— START Input records —
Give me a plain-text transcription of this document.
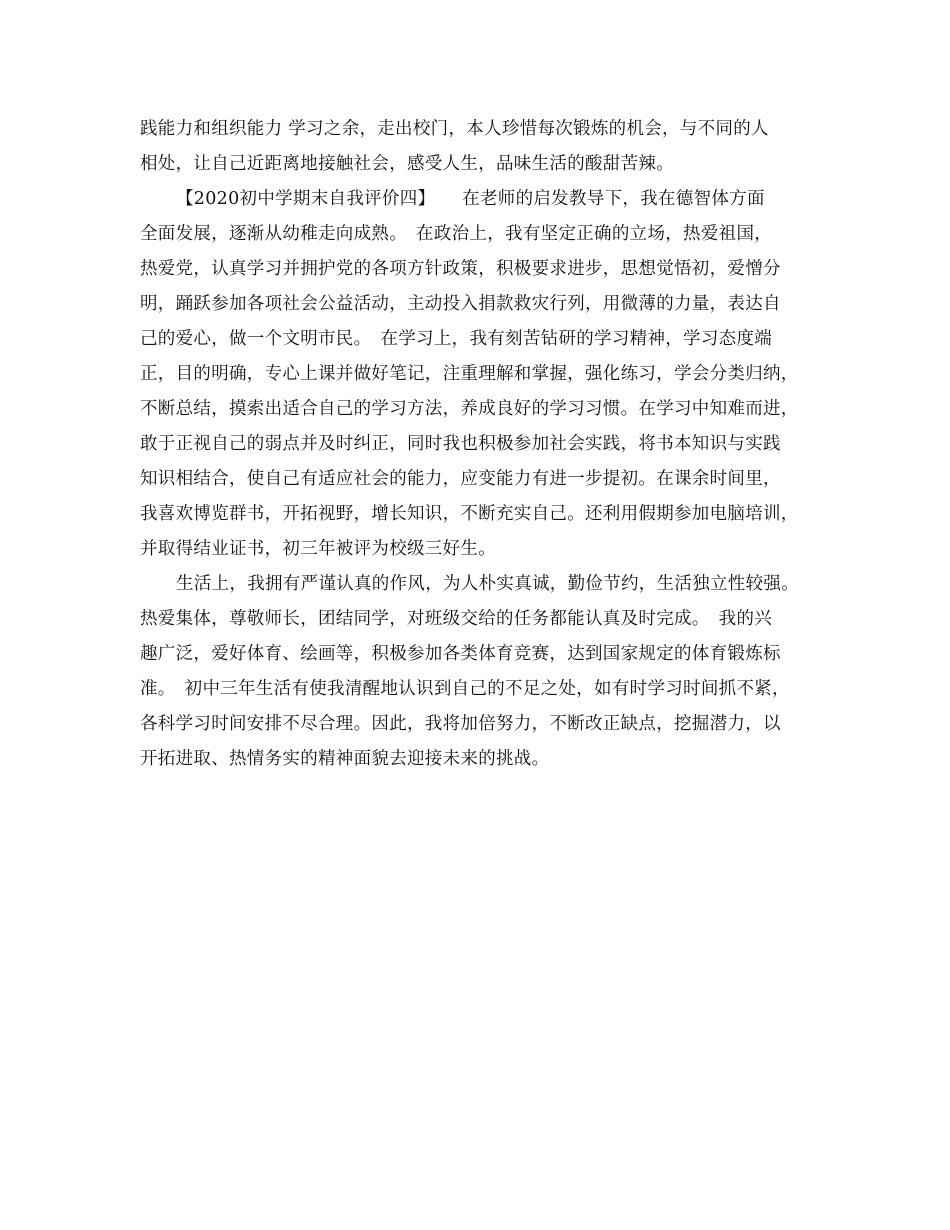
践能力和组织能力 学习之余，走出校门，本人珍惜每次锻炼的机会，与不同的人
相处，让自己近距离地接触社会，感受人生，品味生活的酸甜苦辣。
【2020初中学期末自我评价四】　　在老师的启发教导下，我在德智体方面
全面发展，逐渐从幼稚走向成熟。　在政治上，我有坚定正确的立场，热爱祖国，
热爱党，认真学习并拥护党的各项方针政策，积极要求进步，思想觉悟初，爱憎分
明，踊跃参加各项社会公益活动，主动投入捐款救灾行列，用微薄的力量，表达自
己的爱心，做一个文明市民。　在学习上，我有刻苦钻研的学习精神，学习态度端
正，目的明确，专心上课并做好笔记，注重理解和掌握，强化练习，学会分类归纳，
不断总结，摸索出适合自己的学习方法，养成良好的学习习惯。在学习中知难而进，
敢于正视自己的弱点并及时纠正，同时我也积极参加社会实践，将书本知识与实践
知识相结合，使自己有适应社会的能力，应变能力有进一步提初。在课余时间里，
我喜欢博览群书，开拓视野，增长知识，不断充实自己。还利用假期参加电脑培训，
并取得结业证书，初三年被评为校级三好生。
生活上，我拥有严谨认真的作风，为人朴实真诚，勤俭节约，生活独立性较强。
热爱集体，尊敬师长，团结同学，对班级交给的任务都能认真及时完成。　我的兴
趣广泛，爱好体育、绘画等，积极参加各类体育竞赛，达到国家规定的体育锻炼标
准。　初中三年生活有使我清醒地认识到自己的不足之处，如有时学习时间抓不紧，
各科学习时间安排不尽合理。因此，我将加倍努力，不断改正缺点，挖掘潜力，以
开拓进取、热情务实的精神面貌去迎接未来的挑战。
— END Input records —
Retype each line of the listing above word for word. Exclude the pictures.

Give me a plain-text transcription of this document.
践能力和组织能力 学习之余，走出校门，本人珍惜每次锻炼的机会，与不同的人
相处，让自己近距离地接触社会，感受人生，品味生活的酸甜苦辣。
【2020初中学期末自我评价四】　　在老师的启发教导下，我在德智体方面
全面发展，逐渐从幼稚走向成熟。　在政治上，我有坚定正确的立场，热爱祖国，
热爱党，认真学习并拥护党的各项方针政策，积极要求进步，思想觉悟初，爱憎分
明，踊跃参加各项社会公益活动，主动投入捐款救灾行列，用微薄的力量，表达自
己的爱心，做一个文明市民。　在学习上，我有刻苦钻研的学习精神，学习态度端
正，目的明确，专心上课并做好笔记，注重理解和掌握，强化练习，学会分类归纳，
不断总结，摸索出适合自己的学习方法，养成良好的学习习惯。在学习中知难而进，
敢于正视自己的弱点并及时纠正，同时我也积极参加社会实践，将书本知识与实践
知识相结合，使自己有适应社会的能力，应变能力有进一步提初。在课余时间里，
我喜欢博览群书，开拓视野，增长知识，不断充实自己。还利用假期参加电脑培训，
并取得结业证书，初三年被评为校级三好生。
生活上，我拥有严谨认真的作风，为人朴实真诚，勤俭节约，生活独立性较强。
热爱集体，尊敬师长，团结同学，对班级交给的任务都能认真及时完成。　我的兴
趣广泛，爱好体育、绘画等，积极参加各类体育竞赛，达到国家规定的体育锻炼标
准。　初中三年生活有使我清醒地认识到自己的不足之处，如有时学习时间抓不紧，
各科学习时间安排不尽合理。因此，我将加倍努力，不断改正缺点，挖掘潜力，以
开拓进取、热情务实的精神面貌去迎接未来的挑战。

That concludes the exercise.